Exercise aim: Return only the lines starting at the line that contains "Convert this screenshot" and ending with the final line of the listing; include both endpoints.

Given information:
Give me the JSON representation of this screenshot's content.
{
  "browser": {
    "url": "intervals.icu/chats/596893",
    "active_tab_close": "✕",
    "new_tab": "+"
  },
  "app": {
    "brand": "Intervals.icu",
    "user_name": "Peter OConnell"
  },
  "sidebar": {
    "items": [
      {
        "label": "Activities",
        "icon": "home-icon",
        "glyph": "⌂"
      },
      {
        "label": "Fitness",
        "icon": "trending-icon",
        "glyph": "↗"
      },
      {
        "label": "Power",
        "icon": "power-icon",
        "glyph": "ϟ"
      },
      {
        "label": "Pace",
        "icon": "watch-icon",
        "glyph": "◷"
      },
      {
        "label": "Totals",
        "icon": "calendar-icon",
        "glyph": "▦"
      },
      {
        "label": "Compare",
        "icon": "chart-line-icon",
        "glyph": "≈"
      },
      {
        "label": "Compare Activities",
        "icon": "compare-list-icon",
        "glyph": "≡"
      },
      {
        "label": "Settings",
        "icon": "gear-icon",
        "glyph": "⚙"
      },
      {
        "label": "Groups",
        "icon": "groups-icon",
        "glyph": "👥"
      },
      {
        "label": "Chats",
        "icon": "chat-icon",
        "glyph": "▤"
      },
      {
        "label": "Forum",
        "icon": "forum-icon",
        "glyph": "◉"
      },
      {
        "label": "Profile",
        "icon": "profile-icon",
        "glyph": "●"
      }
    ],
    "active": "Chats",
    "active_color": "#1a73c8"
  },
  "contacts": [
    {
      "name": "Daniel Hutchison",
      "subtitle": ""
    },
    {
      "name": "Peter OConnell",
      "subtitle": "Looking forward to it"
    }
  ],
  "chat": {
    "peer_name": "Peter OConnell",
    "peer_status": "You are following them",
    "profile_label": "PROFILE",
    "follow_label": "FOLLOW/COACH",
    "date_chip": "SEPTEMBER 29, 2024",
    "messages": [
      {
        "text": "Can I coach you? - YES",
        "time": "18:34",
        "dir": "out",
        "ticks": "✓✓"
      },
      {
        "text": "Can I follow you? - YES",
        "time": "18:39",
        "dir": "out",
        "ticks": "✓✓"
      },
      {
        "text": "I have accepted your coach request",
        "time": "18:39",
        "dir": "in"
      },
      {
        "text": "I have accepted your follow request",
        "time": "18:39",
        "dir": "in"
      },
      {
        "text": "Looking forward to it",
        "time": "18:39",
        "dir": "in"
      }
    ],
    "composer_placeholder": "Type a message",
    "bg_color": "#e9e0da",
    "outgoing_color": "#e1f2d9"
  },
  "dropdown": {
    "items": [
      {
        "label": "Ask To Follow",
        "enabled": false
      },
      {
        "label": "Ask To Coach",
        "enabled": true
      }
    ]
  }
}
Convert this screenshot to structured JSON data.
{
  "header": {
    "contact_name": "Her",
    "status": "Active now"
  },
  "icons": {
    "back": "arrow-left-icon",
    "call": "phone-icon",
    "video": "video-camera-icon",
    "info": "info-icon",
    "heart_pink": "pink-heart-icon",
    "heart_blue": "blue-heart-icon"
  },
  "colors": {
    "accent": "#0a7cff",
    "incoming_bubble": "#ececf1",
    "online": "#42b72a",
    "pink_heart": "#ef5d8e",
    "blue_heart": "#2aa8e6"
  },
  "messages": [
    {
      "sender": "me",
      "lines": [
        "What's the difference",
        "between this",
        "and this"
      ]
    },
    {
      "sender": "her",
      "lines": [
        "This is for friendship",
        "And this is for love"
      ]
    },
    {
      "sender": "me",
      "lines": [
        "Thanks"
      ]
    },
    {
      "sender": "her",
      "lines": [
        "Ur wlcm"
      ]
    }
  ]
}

Written reply:
Convert this screenshot to structured JSON data.
{
  "header": {
    "contact_name": "Her",
    "status": "Active now"
  },
  "icons": {
    "back": "arrow-left-icon",
    "call": "phone-icon",
    "video": "video-camera-icon",
    "info": "info-icon",
    "heart_pink": "pink-heart-icon",
    "heart_blue": "blue-heart-icon"
  },
  "colors": {
    "accent": "#0a7cff",
    "incoming_bubble": "#ececf1",
    "online": "#42b72a",
    "pink_heart": "#ef5d8e",
    "blue_heart": "#2aa8e6"
  },
  "messages": [
    {
      "sender": "me",
      "lines": [
        "What's the difference",
        "between this",
        "and this"
      ]
    },
    {
      "sender": "her",
      "lines": [
        "This is for friendship",
        "And this is for love"
      ]
    },
    {
      "sender": "me",
      "lines": [
        "Thanks"
      ]
    },
    {
      "sender": "her",
      "lines": [
        "Ur wlcm"
      ]
    }
  ]
}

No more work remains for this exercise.